§ **Given request**
Print every line of the listing exactly, please.

§ **Provided records**
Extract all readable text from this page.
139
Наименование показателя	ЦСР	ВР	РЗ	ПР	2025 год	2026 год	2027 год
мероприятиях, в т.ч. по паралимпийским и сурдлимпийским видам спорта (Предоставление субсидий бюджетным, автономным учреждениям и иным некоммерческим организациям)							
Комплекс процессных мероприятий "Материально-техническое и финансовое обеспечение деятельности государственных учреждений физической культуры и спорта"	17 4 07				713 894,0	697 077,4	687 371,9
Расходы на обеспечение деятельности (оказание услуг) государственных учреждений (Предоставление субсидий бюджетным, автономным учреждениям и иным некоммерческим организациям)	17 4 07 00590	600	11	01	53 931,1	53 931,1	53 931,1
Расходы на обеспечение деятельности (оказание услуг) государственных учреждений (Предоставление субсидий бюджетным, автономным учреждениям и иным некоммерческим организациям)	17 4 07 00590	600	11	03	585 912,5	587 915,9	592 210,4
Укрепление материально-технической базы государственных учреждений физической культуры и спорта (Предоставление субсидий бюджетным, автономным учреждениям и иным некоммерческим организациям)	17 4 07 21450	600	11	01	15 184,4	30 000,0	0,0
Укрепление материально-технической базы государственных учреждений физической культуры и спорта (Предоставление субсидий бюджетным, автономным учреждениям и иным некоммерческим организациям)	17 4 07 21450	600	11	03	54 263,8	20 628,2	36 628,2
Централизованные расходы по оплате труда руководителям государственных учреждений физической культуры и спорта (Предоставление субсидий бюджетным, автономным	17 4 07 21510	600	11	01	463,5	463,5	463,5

§ **Answer in full**
Extract all readable text from this page.
139
Наименование показателя	ЦСР	ВР	РЗ	ПР	2025 год	2026 год	2027 год
мероприятиях, в т.ч. по паралимпийским и сурдлимпийским видам спорта (Предоставление субсидий бюджетным, автономным учреждениям и иным некоммерческим организациям)							
Комплекс процессных мероприятий "Материально-техническое и финансовое обеспечение деятельности государственных учреждений физической культуры и спорта"	17 4 07				713 894,0	697 077,4	687 371,9
Расходы на обеспечение деятельности (оказание услуг) государственных учреждений (Предоставление субсидий бюджетным, автономным учреждениям и иным некоммерческим организациям)	17 4 07 00590	600	11	01	53 931,1	53 931,1	53 931,1
Расходы на обеспечение деятельности (оказание услуг) государственных учреждений (Предоставление субсидий бюджетным, автономным учреждениям и иным некоммерческим организациям)	17 4 07 00590	600	11	03	585 912,5	587 915,9	592 210,4
Укрепление материально-технической базы государственных учреждений физической культуры и спорта (Предоставление субсидий бюджетным, автономным учреждениям и иным некоммерческим организациям)	17 4 07 21450	600	11	01	15 184,4	30 000,0	0,0
Укрепление материально-технической базы государственных учреждений физической культуры и спорта (Предоставление субсидий бюджетным, автономным учреждениям и иным некоммерческим организациям)	17 4 07 21450	600	11	03	54 263,8	20 628,2	36 628,2
Централизованные расходы по оплате труда руководителям государственных учреждений физической культуры и спорта (Предоставление субсидий бюджетным, автономным	17 4 07 21510	600	11	01	463,5	463,5	463,5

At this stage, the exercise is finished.